[BEGIN Source]

Whether in your tented camp or out on the plains using our onboard WiFi, you’re at the mercy of cell service. We cannot guarantee you’ll have adequate speeds or connection at all times, so it’s a good idea to put an Out of Office reminder on your email before you leave home!

What if I get my period while I’m on safari?

If you’re expecting to have your period during your time on safari, we strongly recommend you bring your own sanitary products from home.

While some of our first aid kits have sanitary pads in them, these are not always replaced immediately, so it is better to bring your own products from home.

Tampons and pads can be purchased in most major cities, so if you’ve left yours at home, let your guide know and we can arrange to stop at a local market and purchase some.

Are our meals included?

[END Source]

→ Given task A
Write out the stretch of the safari FAQ from "Tampons and pads" through "and purchase some.", word for word.
→ Given task B
Continue the safari FAQ above from the point where it stops.
The material that comes next has no part in this work.

[BEGIN Extracted data]

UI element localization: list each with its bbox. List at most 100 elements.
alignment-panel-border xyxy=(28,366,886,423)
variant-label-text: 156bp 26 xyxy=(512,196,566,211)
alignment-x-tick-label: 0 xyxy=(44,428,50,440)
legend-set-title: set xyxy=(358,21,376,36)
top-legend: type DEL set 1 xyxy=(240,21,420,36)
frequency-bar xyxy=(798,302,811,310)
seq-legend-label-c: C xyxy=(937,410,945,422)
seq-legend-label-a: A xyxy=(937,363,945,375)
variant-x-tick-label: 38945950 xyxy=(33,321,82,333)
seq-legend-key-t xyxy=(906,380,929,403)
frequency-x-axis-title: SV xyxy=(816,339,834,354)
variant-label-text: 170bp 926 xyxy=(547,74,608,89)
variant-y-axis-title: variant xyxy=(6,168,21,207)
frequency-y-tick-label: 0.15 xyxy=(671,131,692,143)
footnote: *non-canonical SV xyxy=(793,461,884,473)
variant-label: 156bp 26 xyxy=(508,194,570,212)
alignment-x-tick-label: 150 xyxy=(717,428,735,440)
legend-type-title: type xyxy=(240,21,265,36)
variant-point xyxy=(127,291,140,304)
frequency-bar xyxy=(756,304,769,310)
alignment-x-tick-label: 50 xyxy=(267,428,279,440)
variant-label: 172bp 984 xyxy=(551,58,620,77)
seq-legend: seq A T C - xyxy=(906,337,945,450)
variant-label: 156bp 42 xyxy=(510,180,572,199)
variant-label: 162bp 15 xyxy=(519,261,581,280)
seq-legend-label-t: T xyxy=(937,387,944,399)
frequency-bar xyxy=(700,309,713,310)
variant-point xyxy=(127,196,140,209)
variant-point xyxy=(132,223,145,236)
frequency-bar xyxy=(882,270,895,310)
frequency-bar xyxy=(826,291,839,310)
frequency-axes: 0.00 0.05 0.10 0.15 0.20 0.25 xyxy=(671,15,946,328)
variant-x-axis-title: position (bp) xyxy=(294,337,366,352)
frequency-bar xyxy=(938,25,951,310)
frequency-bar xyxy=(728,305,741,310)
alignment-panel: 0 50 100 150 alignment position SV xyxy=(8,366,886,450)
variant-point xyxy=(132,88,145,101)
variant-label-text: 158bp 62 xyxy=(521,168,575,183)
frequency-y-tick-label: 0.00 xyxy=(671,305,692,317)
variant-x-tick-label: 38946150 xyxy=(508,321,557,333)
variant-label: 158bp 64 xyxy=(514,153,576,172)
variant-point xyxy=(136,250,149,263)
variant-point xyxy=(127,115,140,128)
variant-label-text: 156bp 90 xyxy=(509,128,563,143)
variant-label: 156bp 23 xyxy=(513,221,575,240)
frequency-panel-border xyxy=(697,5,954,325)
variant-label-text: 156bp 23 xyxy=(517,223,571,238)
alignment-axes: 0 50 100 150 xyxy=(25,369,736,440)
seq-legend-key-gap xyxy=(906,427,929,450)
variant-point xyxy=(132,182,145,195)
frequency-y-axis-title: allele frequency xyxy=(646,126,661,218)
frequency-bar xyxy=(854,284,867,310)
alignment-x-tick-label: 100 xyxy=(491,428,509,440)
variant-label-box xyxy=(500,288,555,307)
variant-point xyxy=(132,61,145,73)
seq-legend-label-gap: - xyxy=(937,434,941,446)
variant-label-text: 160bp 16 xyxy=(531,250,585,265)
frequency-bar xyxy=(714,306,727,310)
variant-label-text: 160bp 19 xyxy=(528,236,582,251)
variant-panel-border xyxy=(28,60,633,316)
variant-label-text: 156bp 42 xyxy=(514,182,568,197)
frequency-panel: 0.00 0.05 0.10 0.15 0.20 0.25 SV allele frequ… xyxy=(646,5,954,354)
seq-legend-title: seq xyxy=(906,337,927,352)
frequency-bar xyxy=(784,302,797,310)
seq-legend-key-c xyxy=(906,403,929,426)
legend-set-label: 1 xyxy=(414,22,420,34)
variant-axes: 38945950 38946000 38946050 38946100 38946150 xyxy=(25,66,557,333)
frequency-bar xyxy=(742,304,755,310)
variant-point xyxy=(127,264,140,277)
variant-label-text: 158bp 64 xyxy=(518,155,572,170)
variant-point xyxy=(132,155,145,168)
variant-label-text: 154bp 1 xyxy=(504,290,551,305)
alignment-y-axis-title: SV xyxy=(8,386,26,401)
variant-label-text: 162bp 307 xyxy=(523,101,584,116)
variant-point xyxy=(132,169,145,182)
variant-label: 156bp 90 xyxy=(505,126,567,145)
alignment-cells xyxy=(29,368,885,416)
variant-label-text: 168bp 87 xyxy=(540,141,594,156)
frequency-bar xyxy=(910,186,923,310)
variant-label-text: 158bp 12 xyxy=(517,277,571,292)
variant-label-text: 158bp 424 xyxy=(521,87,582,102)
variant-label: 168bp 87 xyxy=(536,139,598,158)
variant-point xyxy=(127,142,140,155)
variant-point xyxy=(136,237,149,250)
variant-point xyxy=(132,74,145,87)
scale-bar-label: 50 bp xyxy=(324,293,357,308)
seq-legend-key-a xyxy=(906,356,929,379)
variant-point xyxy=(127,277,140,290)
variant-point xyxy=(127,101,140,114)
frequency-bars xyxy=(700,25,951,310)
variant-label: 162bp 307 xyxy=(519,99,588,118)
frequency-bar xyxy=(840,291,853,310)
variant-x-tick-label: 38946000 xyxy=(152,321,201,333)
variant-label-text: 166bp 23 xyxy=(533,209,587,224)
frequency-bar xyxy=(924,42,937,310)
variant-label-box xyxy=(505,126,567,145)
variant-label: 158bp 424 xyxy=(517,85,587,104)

[END Extracted data]

→ Output A
Tampons and pads can be purchased in most major cities, so if you’ve left yours at home, let your guide know and we can arrange to stop at a local market and purchase some.

→ Output B
A good meal is a key part of the safari experience. Whether it’s a hearty breakfast before hitting the road, a flavourful picnic lunch, or a decadent dinner at day’s end, you’re completely covered! All of Sarafika Tours packages are inclusive of all meals.

The exceptions to this are:

  • Your first day does not usually include breakfast;
  • Your last day will not usually include dinner;
  • Zanzibar hotels offer B&B, half-board, and full-board packages.

Unfortunately, it is not possible for you to forego a hotel’s meal package and bring your own food. Most safari lodges offer only full-board packages.

What will we eat on safari?

You aren’t going to go hungry on safari!

Tanzania’s tourism industry is used to catering to Western tastes, so you can expect to sample cuisines from all over the world while you are on safari. Indian and British cuisine are especially well-represented, but Italian, French, Spanish, and Chinese cuisine are also commonplace.

If you’re keen to sample local Tanzanian flavors, this is possible as well. Many lodges arrange themed dinners or fusions of Tanzanian and foreign cuisine.

Your accommodation will usually provide a buffet or ala carte breakfast, a packed picnic lunch, and a buffet or ala carte dinner.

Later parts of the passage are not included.